● **BRIEF**: Everything in the data should be repeated exactly, save for the images.

** begin **

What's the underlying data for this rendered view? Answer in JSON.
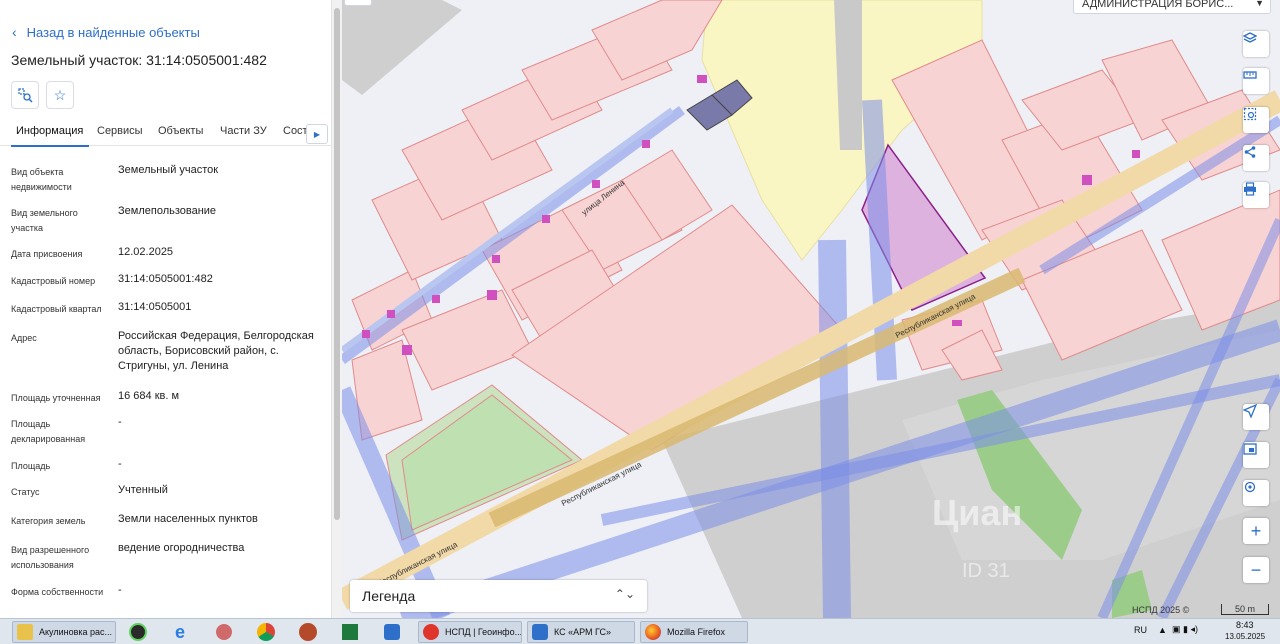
{
  "panel": {
    "back_label": "Назад в найденные объекты",
    "title": "Земельный участок: 31:14:0505001:482",
    "tabs": [
      {
        "label": "Информация"
      },
      {
        "label": "Сервисы"
      },
      {
        "label": "Объекты"
      },
      {
        "label": "Части ЗУ"
      },
      {
        "label": "Соста"
      }
    ],
    "rows": [
      {
        "key": "Вид объекта недвижимости",
        "value": "Земельный участок"
      },
      {
        "key": "Вид земельного участка",
        "value": "Землепользование"
      },
      {
        "key": "Дата присвоения",
        "value": "12.02.2025"
      },
      {
        "key": "Кадастровый номер",
        "value": "31:14:0505001:482"
      },
      {
        "key": "Кадастровый квартал",
        "value": "31:14:0505001"
      },
      {
        "key": "Адрес",
        "value": "Российская Федерация, Белгородская область, Борисовский район, с. Стригуны, ул. Ленина"
      },
      {
        "key": "Площадь уточненная",
        "value": "16 684 кв. м"
      },
      {
        "key": "Площадь декларированная",
        "value": "-"
      },
      {
        "key": "Площадь",
        "value": "-"
      },
      {
        "key": "Статус",
        "value": "Учтенный"
      },
      {
        "key": "Категория земель",
        "value": "Земли населенных пунктов"
      },
      {
        "key": "Вид разрешенного использования",
        "value": "ведение огородничества"
      },
      {
        "key": "Форма собственности",
        "value": "-"
      }
    ]
  },
  "map": {
    "admin_select": "АДМИНИСТРАЦИЯ БОРИС...",
    "legend_label": "Легенда",
    "copyright": "НСПД 2025 ©",
    "scale_label": "50 m",
    "streets": {
      "lenina": "улица Ленина",
      "respub1": "Республиканская улица",
      "respub2": "Республиканская улица",
      "respub3": "Республиканская улица"
    },
    "watermark": "Циан",
    "watermark_id": "ID 31",
    "colors": {
      "parcel": "#f8d3d3",
      "parcel_stroke": "#e08a8a",
      "selected": "#d9a3d9",
      "selected_stroke": "#8a1f8a",
      "road_blue": "#7b8ee8",
      "road_main": "#e8c98a",
      "zone_yellow": "#faf6c4",
      "grey": "#c9c9c9",
      "green": "#9ccc8a"
    }
  },
  "taskbar": {
    "items": [
      {
        "label": "Акулиновка рас..."
      },
      {
        "label": "НСПД | Геоинфо..."
      },
      {
        "label": "КС «АРМ ГС»"
      },
      {
        "label": "Mozilla Firefox"
      }
    ],
    "lang": "RU",
    "time": "8:43",
    "date": "13.05.2025"
  }
}
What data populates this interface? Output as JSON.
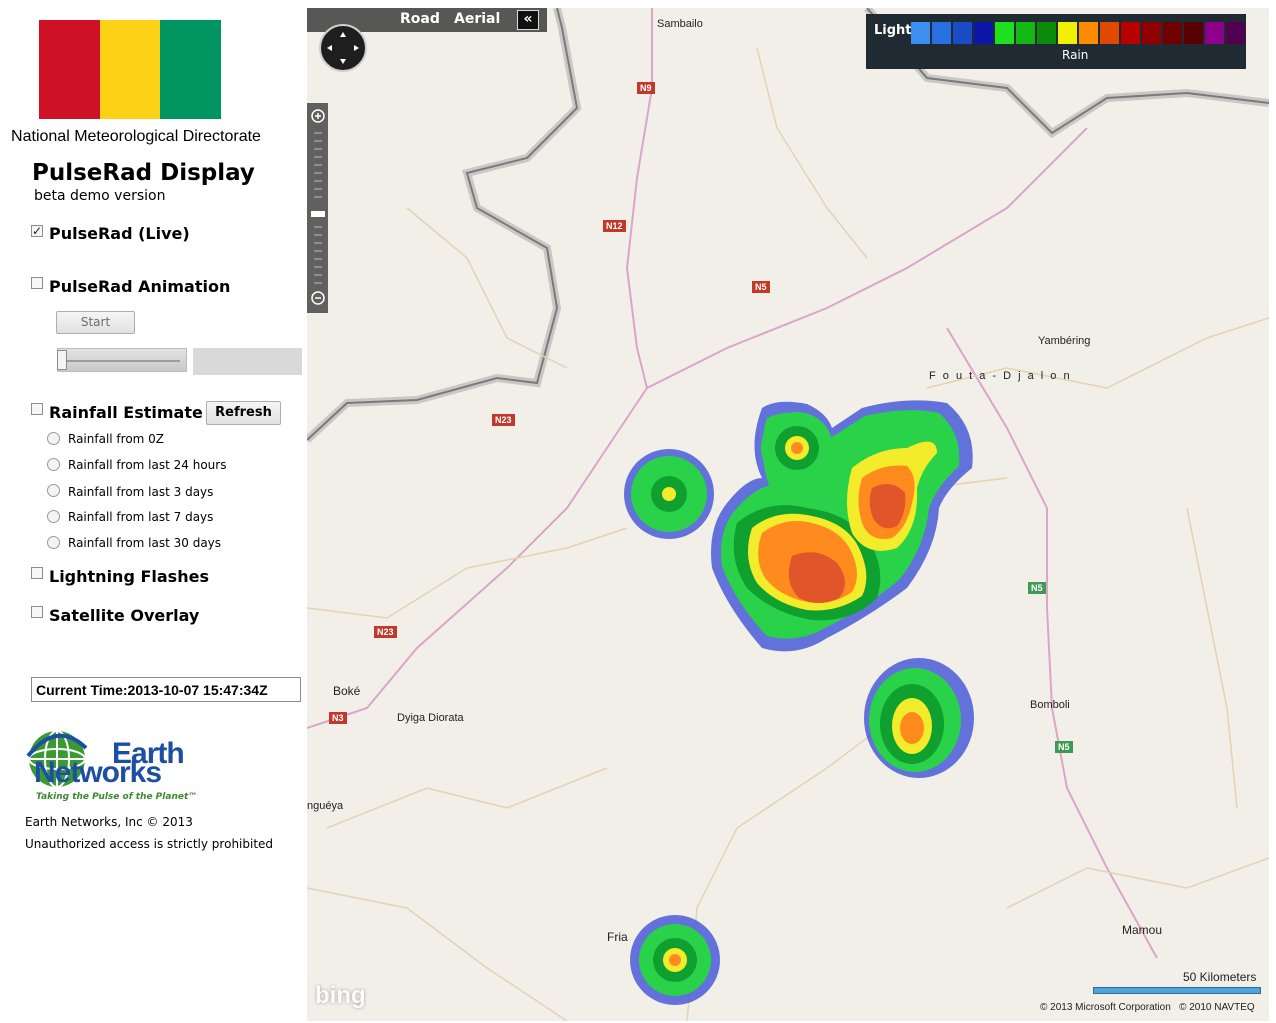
{
  "sidebar": {
    "flag_colors": [
      "#ce1126",
      "#fcd116",
      "#009460"
    ],
    "org_name": "National Meteorological Directorate",
    "title": "PulseRad Display",
    "subtitle": "beta demo version",
    "live": {
      "label": "PulseRad (Live)",
      "checked": true,
      "check_glyph": "✓"
    },
    "animation": {
      "label": "PulseRad Animation",
      "checked": false,
      "start_label": "Start",
      "slider_fraction": 0
    },
    "rainfall": {
      "label": "Rainfall Estimate",
      "checked": false,
      "refresh_label": "Refresh",
      "options": [
        "Rainfall from 0Z",
        "Rainfall from last 24 hours",
        "Rainfall from last 3 days",
        "Rainfall from last 7 days",
        "Rainfall from last 30 days"
      ]
    },
    "lightning": {
      "label": "Lightning Flashes",
      "checked": false
    },
    "satellite": {
      "label": "Satellite Overlay",
      "checked": false
    },
    "current_time": "Current Time:2013-10-07 15:47:34Z",
    "logo": {
      "line1": "Earth",
      "line2": "Networks",
      "tagline": "Taking the Pulse of the Planet™",
      "icon": "globe-icon"
    },
    "copyright": "Earth Networks, Inc © 2013",
    "notice": "Unauthorized access is strictly prohibited"
  },
  "map": {
    "view_buttons": {
      "road": "Road",
      "aerial": "Aerial",
      "collapse": "«"
    },
    "legend": {
      "label_light": "Light",
      "label_rain": "Rain",
      "colors": [
        "#3a8ff0",
        "#2a6fe0",
        "#1a4cc8",
        "#0c16a8",
        "#1ee01e",
        "#14b814",
        "#0a8c0a",
        "#f0f000",
        "#ff8c00",
        "#e04a00",
        "#b80000",
        "#900000",
        "#700000",
        "#5a0000",
        "#8c008c",
        "#500050"
      ]
    },
    "towns": [
      "Sambailo",
      "Yambéring",
      "F o u t a - D j a l o n",
      "Boké",
      "Dyiga Diorata",
      "Bomboli",
      "nguéya",
      "Fria",
      "Mamou"
    ],
    "roads": [
      "N9",
      "N12",
      "N5",
      "N23",
      "N23",
      "N5",
      "N3",
      "N5"
    ],
    "scale_label": "50 Kilometers",
    "provider": "bing",
    "attribution": "© 2013 Microsoft Corporation   © 2010 NAVTEQ"
  }
}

** end **

● **ANSWER TO THE PROBLEM**:
What's the underlying data for this rendered view? Answer in JSON.
{
  "panel": {
    "back_label": "Назад в найденные объекты",
    "title": "Земельный участок: 31:14:0505001:482",
    "tabs": [
      {
        "label": "Информация"
      },
      {
        "label": "Сервисы"
      },
      {
        "label": "Объекты"
      },
      {
        "label": "Части ЗУ"
      },
      {
        "label": "Соста"
      }
    ],
    "rows": [
      {
        "key": "Вид объекта недвижимости",
        "value": "Земельный участок"
      },
      {
        "key": "Вид земельного участка",
        "value": "Землепользование"
      },
      {
        "key": "Дата присвоения",
        "value": "12.02.2025"
      },
      {
        "key": "Кадастровый номер",
        "value": "31:14:0505001:482"
      },
      {
        "key": "Кадастровый квартал",
        "value": "31:14:0505001"
      },
      {
        "key": "Адрес",
        "value": "Российская Федерация, Белгородская область, Борисовский район, с. Стригуны, ул. Ленина"
      },
      {
        "key": "Площадь уточненная",
        "value": "16 684 кв. м"
      },
      {
        "key": "Площадь декларированная",
        "value": "-"
      },
      {
        "key": "Площадь",
        "value": "-"
      },
      {
        "key": "Статус",
        "value": "Учтенный"
      },
      {
        "key": "Категория земель",
        "value": "Земли населенных пунктов"
      },
      {
        "key": "Вид разрешенного использования",
        "value": "ведение огородничества"
      },
      {
        "key": "Форма собственности",
        "value": "-"
      }
    ]
  },
  "map": {
    "admin_select": "АДМИНИСТРАЦИЯ БОРИС...",
    "legend_label": "Легенда",
    "copyright": "НСПД 2025 ©",
    "scale_label": "50 m",
    "streets": {
      "lenina": "улица Ленина",
      "respub1": "Республиканская улица",
      "respub2": "Республиканская улица",
      "respub3": "Республиканская улица"
    },
    "watermark": "Циан",
    "watermark_id": "ID 31",
    "colors": {
      "parcel": "#f8d3d3",
      "parcel_stroke": "#e08a8a",
      "selected": "#d9a3d9",
      "selected_stroke": "#8a1f8a",
      "road_blue": "#7b8ee8",
      "road_main": "#e8c98a",
      "zone_yellow": "#faf6c4",
      "grey": "#c9c9c9",
      "green": "#9ccc8a"
    }
  },
  "taskbar": {
    "items": [
      {
        "label": "Акулиновка рас..."
      },
      {
        "label": "НСПД | Геоинфо..."
      },
      {
        "label": "КС «АРМ ГС»"
      },
      {
        "label": "Mozilla Firefox"
      }
    ],
    "lang": "RU",
    "time": "8:43",
    "date": "13.05.2025"
  }
}
What data populates this interface? Output as JSON.
{
  "sidebar": {
    "flag_colors": [
      "#ce1126",
      "#fcd116",
      "#009460"
    ],
    "org_name": "National Meteorological Directorate",
    "title": "PulseRad Display",
    "subtitle": "beta demo version",
    "live": {
      "label": "PulseRad (Live)",
      "checked": true,
      "check_glyph": "✓"
    },
    "animation": {
      "label": "PulseRad Animation",
      "checked": false,
      "start_label": "Start",
      "slider_fraction": 0
    },
    "rainfall": {
      "label": "Rainfall Estimate",
      "checked": false,
      "refresh_label": "Refresh",
      "options": [
        "Rainfall from 0Z",
        "Rainfall from last 24 hours",
        "Rainfall from last 3 days",
        "Rainfall from last 7 days",
        "Rainfall from last 30 days"
      ]
    },
    "lightning": {
      "label": "Lightning Flashes",
      "checked": false
    },
    "satellite": {
      "label": "Satellite Overlay",
      "checked": false
    },
    "current_time": "Current Time:2013-10-07 15:47:34Z",
    "logo": {
      "line1": "Earth",
      "line2": "Networks",
      "tagline": "Taking the Pulse of the Planet™",
      "icon": "globe-icon"
    },
    "copyright": "Earth Networks, Inc © 2013",
    "notice": "Unauthorized access is strictly prohibited"
  },
  "map": {
    "view_buttons": {
      "road": "Road",
      "aerial": "Aerial",
      "collapse": "«"
    },
    "legend": {
      "label_light": "Light",
      "label_rain": "Rain",
      "colors": [
        "#3a8ff0",
        "#2a6fe0",
        "#1a4cc8",
        "#0c16a8",
        "#1ee01e",
        "#14b814",
        "#0a8c0a",
        "#f0f000",
        "#ff8c00",
        "#e04a00",
        "#b80000",
        "#900000",
        "#700000",
        "#5a0000",
        "#8c008c",
        "#500050"
      ]
    },
    "towns": [
      "Sambailo",
      "Yambéring",
      "F o u t a - D j a l o n",
      "Boké",
      "Dyiga Diorata",
      "Bomboli",
      "nguéya",
      "Fria",
      "Mamou"
    ],
    "roads": [
      "N9",
      "N12",
      "N5",
      "N23",
      "N23",
      "N5",
      "N3",
      "N5"
    ],
    "scale_label": "50 Kilometers",
    "provider": "bing",
    "attribution": "© 2013 Microsoft Corporation   © 2010 NAVTEQ"
  }
}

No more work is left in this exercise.